◆ **Task material**:

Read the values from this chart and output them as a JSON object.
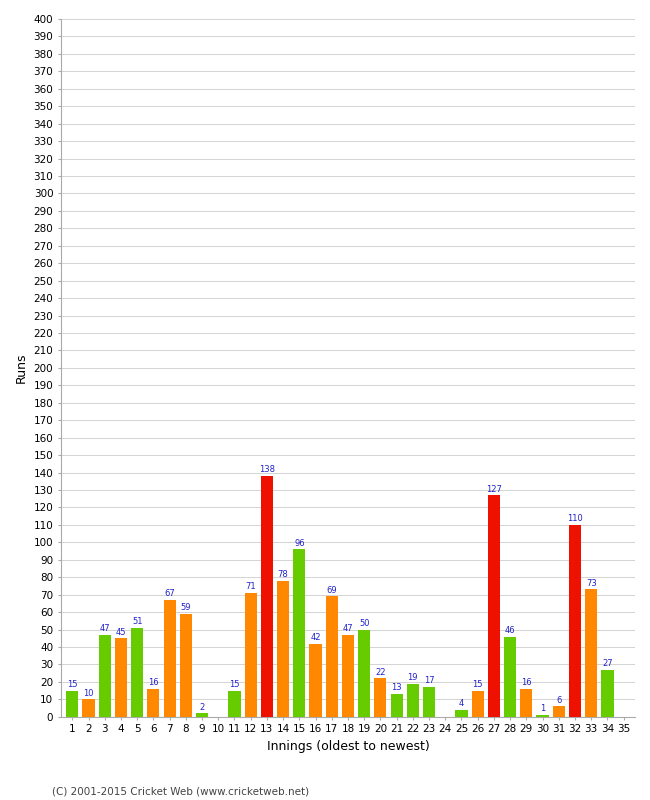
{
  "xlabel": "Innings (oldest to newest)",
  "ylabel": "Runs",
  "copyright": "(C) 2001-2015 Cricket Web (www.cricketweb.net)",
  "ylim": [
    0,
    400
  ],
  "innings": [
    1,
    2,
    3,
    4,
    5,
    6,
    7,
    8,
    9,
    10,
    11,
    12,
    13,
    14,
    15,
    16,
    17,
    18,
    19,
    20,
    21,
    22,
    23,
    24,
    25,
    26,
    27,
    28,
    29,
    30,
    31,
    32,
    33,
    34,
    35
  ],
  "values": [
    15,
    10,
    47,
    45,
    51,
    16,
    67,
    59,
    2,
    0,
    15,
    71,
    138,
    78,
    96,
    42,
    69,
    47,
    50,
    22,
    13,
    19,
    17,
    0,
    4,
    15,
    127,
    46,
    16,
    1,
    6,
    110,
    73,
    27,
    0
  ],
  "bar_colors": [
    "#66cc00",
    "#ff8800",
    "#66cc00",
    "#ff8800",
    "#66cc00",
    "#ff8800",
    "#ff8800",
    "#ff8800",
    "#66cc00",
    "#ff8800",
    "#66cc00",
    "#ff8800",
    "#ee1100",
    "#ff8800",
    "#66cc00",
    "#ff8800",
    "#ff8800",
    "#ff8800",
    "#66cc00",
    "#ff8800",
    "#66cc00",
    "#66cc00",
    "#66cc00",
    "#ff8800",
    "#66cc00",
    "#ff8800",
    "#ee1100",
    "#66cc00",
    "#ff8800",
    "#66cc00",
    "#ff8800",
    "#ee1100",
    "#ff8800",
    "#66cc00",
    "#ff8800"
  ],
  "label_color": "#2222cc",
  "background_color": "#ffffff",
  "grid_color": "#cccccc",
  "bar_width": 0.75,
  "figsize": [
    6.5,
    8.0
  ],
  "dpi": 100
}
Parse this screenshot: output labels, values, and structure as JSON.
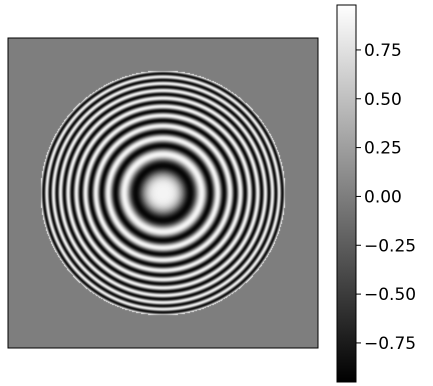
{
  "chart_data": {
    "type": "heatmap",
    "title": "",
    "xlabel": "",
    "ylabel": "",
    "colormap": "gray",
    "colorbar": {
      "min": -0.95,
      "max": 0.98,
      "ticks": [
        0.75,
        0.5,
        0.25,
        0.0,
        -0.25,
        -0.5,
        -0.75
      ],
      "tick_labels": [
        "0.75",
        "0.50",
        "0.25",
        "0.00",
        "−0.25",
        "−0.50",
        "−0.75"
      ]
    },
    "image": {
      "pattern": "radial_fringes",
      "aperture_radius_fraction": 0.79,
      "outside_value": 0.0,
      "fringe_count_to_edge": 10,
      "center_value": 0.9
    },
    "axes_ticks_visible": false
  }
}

◆ **Task prompt**: Your task is to gather every line with the word "values" and copy it.

◆ **Expected output**:
Read the values from this chart and output them as a JSON object.
  "values": [
Parse this screenshot: output labels, values, and structure as JSON.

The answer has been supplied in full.